**Written exercise:** Exactly reproduce each entry, leaving out nothing.

=====

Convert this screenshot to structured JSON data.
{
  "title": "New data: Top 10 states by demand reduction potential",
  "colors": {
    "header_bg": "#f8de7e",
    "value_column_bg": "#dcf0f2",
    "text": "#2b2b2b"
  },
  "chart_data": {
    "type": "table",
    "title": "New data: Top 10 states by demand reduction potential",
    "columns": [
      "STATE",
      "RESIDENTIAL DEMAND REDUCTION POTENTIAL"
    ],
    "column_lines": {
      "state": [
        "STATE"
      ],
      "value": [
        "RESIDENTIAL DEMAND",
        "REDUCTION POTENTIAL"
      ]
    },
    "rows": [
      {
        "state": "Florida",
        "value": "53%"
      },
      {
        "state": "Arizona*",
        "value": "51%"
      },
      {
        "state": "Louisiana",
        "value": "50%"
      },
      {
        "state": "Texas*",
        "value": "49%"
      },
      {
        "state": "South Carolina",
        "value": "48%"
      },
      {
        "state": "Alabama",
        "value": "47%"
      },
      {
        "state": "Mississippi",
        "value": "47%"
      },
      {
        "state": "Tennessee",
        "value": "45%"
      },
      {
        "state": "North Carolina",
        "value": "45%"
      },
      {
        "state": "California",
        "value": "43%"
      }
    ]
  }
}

=====

**The completed task:**
Convert this screenshot to structured JSON data.
{
  "title": "New data: Top 10 states by demand reduction potential",
  "colors": {
    "header_bg": "#f8de7e",
    "value_column_bg": "#dcf0f2",
    "text": "#2b2b2b"
  },
  "chart_data": {
    "type": "table",
    "title": "New data: Top 10 states by demand reduction potential",
    "columns": [
      "STATE",
      "RESIDENTIAL DEMAND REDUCTION POTENTIAL"
    ],
    "column_lines": {
      "state": [
        "STATE"
      ],
      "value": [
        "RESIDENTIAL DEMAND",
        "REDUCTION POTENTIAL"
      ]
    },
    "rows": [
      {
        "state": "Florida",
        "value": "53%"
      },
      {
        "state": "Arizona*",
        "value": "51%"
      },
      {
        "state": "Louisiana",
        "value": "50%"
      },
      {
        "state": "Texas*",
        "value": "49%"
      },
      {
        "state": "South Carolina",
        "value": "48%"
      },
      {
        "state": "Alabama",
        "value": "47%"
      },
      {
        "state": "Mississippi",
        "value": "47%"
      },
      {
        "state": "Tennessee",
        "value": "45%"
      },
      {
        "state": "North Carolina",
        "value": "45%"
      },
      {
        "state": "California",
        "value": "43%"
      }
    ]
  }
}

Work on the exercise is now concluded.